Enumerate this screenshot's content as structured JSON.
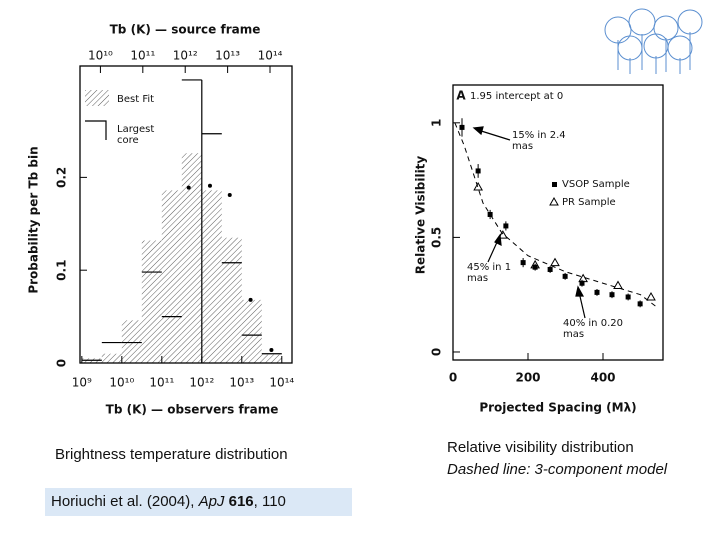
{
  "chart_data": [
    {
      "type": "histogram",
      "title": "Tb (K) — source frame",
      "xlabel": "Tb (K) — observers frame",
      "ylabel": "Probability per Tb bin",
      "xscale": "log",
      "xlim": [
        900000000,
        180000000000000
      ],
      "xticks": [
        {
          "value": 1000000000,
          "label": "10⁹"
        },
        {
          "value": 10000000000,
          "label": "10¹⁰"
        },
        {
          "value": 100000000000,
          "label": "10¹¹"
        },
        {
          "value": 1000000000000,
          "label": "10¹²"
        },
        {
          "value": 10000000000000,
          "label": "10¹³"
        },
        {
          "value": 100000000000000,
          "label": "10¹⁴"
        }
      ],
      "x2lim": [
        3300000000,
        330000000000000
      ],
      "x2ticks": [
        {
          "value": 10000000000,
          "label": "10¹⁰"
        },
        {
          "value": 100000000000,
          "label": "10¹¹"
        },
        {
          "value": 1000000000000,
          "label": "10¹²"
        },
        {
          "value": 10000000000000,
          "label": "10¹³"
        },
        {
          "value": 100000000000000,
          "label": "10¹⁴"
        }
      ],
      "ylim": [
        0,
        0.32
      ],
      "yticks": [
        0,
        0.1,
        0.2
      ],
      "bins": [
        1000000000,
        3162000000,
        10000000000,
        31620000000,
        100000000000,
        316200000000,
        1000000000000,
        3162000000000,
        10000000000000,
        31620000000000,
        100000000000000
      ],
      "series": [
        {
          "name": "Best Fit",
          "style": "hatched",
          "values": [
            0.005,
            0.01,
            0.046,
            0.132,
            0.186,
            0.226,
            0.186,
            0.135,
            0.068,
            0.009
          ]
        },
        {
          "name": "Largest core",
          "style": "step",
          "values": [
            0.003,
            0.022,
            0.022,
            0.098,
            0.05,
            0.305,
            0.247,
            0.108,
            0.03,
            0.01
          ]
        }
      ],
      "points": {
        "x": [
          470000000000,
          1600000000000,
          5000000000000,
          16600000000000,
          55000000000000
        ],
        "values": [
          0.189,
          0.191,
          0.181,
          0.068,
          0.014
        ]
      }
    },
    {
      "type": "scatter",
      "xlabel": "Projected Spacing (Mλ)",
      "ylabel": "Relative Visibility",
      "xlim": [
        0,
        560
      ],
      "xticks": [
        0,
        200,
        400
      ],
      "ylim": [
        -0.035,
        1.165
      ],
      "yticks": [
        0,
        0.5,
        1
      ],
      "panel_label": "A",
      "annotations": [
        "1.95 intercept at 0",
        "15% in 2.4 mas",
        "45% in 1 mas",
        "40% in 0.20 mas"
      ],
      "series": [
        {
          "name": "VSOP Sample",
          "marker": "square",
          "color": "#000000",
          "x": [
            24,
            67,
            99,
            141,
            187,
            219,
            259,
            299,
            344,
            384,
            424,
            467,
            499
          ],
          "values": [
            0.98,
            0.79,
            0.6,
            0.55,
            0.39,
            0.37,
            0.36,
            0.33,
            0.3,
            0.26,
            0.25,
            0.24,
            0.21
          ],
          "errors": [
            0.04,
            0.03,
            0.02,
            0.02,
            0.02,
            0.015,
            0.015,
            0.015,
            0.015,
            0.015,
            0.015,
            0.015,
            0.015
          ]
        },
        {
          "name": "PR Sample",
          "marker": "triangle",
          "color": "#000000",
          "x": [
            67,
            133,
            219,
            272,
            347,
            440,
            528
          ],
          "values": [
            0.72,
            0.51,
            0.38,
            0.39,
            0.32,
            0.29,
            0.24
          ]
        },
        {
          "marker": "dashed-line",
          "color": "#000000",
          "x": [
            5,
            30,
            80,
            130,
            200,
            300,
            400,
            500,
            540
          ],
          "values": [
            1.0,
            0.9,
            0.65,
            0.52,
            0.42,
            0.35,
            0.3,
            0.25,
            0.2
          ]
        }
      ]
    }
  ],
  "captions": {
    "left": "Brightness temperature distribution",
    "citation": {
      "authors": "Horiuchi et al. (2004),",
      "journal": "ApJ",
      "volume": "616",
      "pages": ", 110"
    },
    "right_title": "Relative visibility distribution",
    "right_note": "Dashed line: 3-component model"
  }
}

◇ ◇ ◇ ◇ ◇

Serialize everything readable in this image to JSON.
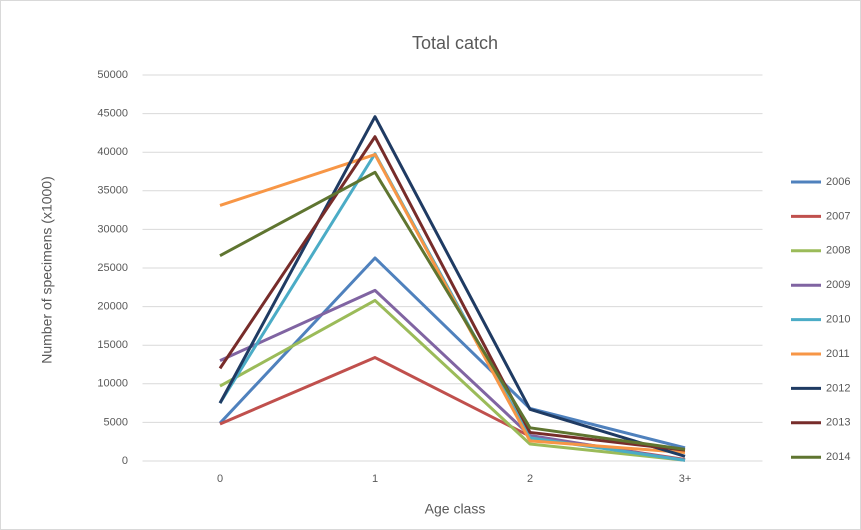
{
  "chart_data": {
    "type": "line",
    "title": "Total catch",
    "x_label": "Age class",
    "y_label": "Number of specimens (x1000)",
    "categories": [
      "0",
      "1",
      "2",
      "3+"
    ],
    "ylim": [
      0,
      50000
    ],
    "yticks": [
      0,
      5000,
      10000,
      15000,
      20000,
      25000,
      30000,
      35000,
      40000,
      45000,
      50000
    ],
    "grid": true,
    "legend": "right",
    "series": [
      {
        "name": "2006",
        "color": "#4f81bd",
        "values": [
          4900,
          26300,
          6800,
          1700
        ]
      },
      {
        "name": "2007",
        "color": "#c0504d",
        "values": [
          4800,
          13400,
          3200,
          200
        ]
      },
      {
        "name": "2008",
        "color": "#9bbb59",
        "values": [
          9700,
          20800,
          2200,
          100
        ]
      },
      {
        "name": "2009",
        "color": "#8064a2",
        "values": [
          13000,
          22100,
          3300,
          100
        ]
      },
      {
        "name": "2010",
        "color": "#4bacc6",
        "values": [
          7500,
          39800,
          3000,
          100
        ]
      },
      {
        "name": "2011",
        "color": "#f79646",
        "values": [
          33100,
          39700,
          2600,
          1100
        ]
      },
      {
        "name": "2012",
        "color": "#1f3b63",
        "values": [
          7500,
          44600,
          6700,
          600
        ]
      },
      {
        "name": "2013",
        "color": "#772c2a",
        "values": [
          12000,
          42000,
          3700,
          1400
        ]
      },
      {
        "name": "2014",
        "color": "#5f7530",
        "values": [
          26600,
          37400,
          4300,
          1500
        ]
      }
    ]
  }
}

◇ ◇ ◇ ◇ ◇

GOAL - Filter the listing for the word "this" and copy every line that holds it.

RESULT -
Enumerate this screenshot's content as structured JSON.
Serialize everything readable in this image to JSON.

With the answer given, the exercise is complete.